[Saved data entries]
- - - -
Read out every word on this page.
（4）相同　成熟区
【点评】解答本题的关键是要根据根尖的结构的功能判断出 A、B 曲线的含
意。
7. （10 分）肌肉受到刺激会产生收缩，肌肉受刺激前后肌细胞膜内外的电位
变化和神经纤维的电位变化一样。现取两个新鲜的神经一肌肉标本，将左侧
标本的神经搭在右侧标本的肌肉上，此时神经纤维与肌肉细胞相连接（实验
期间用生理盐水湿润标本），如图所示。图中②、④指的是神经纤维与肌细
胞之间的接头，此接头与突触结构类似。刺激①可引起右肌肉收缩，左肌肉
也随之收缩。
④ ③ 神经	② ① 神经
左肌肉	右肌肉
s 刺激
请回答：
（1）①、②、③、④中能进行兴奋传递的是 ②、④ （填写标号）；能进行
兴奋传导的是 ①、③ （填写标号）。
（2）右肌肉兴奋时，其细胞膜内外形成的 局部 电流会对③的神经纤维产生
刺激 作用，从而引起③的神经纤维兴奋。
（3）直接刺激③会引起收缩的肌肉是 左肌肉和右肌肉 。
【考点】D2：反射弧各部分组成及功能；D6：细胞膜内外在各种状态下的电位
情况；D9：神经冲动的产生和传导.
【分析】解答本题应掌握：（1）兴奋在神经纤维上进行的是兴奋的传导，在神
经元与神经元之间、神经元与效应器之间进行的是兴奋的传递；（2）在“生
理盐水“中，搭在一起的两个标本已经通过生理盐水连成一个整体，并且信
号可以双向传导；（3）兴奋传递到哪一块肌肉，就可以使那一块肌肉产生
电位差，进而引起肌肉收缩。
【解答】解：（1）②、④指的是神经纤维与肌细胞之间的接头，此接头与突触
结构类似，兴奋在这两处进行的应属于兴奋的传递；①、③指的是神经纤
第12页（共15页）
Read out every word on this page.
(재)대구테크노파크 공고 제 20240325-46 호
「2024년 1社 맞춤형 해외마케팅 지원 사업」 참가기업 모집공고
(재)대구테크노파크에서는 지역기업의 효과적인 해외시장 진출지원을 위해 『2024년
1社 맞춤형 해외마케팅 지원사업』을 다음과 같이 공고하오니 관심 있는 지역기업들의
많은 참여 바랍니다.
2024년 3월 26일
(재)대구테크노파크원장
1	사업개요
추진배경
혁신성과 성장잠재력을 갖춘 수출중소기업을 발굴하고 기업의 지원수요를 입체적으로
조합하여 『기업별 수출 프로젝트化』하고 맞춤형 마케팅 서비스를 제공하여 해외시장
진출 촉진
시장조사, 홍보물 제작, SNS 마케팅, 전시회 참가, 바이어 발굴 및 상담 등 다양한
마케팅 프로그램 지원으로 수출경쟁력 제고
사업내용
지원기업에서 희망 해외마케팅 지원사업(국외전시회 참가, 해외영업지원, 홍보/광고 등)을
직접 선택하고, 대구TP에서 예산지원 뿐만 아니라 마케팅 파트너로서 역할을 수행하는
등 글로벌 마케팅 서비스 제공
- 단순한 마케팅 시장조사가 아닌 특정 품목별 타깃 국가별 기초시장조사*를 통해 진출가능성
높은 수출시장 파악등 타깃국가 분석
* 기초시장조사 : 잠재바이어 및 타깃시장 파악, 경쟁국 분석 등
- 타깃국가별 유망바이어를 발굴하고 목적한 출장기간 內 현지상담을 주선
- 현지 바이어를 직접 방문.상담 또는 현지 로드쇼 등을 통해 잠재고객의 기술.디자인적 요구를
- - - -
• What you have to do
Write out the material exactly as given.

• Complete answer
Read out every word on this page.
（4）相同　成熟区
【点评】解答本题的关键是要根据根尖的结构的功能判断出 A、B 曲线的含
意。
7. （10 分）肌肉受到刺激会产生收缩，肌肉受刺激前后肌细胞膜内外的电位
变化和神经纤维的电位变化一样。现取两个新鲜的神经一肌肉标本，将左侧
标本的神经搭在右侧标本的肌肉上，此时神经纤维与肌肉细胞相连接（实验
期间用生理盐水湿润标本），如图所示。图中②、④指的是神经纤维与肌细
胞之间的接头，此接头与突触结构类似。刺激①可引起右肌肉收缩，左肌肉
也随之收缩。
④ ③ 神经	② ① 神经
左肌肉	右肌肉
s 刺激
请回答：
（1）①、②、③、④中能进行兴奋传递的是 ②、④ （填写标号）；能进行
兴奋传导的是 ①、③ （填写标号）。
（2）右肌肉兴奋时，其细胞膜内外形成的 局部 电流会对③的神经纤维产生
刺激 作用，从而引起③的神经纤维兴奋。
（3）直接刺激③会引起收缩的肌肉是 左肌肉和右肌肉 。
【考点】D2：反射弧各部分组成及功能；D6：细胞膜内外在各种状态下的电位
情况；D9：神经冲动的产生和传导.
【分析】解答本题应掌握：（1）兴奋在神经纤维上进行的是兴奋的传导，在神
经元与神经元之间、神经元与效应器之间进行的是兴奋的传递；（2）在“生
理盐水“中，搭在一起的两个标本已经通过生理盐水连成一个整体，并且信
号可以双向传导；（3）兴奋传递到哪一块肌肉，就可以使那一块肌肉产生
电位差，进而引起肌肉收缩。
【解答】解：（1）②、④指的是神经纤维与肌细胞之间的接头，此接头与突触
结构类似，兴奋在这两处进行的应属于兴奋的传递；①、③指的是神经纤
第12页（共15页）
Read out every word on this page.
(재)대구테크노파크 공고 제 20240325-46 호
「2024년 1社 맞춤형 해외마케팅 지원 사업」 참가기업 모집공고
(재)대구테크노파크에서는 지역기업의 효과적인 해외시장 진출지원을 위해 『2024년
1社 맞춤형 해외마케팅 지원사업』을 다음과 같이 공고하오니 관심 있는 지역기업들의
많은 참여 바랍니다.
2024년 3월 26일
(재)대구테크노파크원장
1	사업개요
추진배경
혁신성과 성장잠재력을 갖춘 수출중소기업을 발굴하고 기업의 지원수요를 입체적으로
조합하여 『기업별 수출 프로젝트化』하고 맞춤형 마케팅 서비스를 제공하여 해외시장
진출 촉진
시장조사, 홍보물 제작, SNS 마케팅, 전시회 참가, 바이어 발굴 및 상담 등 다양한
마케팅 프로그램 지원으로 수출경쟁력 제고
사업내용
지원기업에서 희망 해외마케팅 지원사업(국외전시회 참가, 해외영업지원, 홍보/광고 등)을
직접 선택하고, 대구TP에서 예산지원 뿐만 아니라 마케팅 파트너로서 역할을 수행하는
등 글로벌 마케팅 서비스 제공
- 단순한 마케팅 시장조사가 아닌 특정 품목별 타깃 국가별 기초시장조사*를 통해 진출가능성
높은 수출시장 파악등 타깃국가 분석
* 기초시장조사 : 잠재바이어 및 타깃시장 파악, 경쟁국 분석 등
- 타깃국가별 유망바이어를 발굴하고 목적한 출장기간 內 현지상담을 주선
- 현지 바이어를 직접 방문.상담 또는 현지 로드쇼 등을 통해 잠재고객의 기술.디자인적 요구를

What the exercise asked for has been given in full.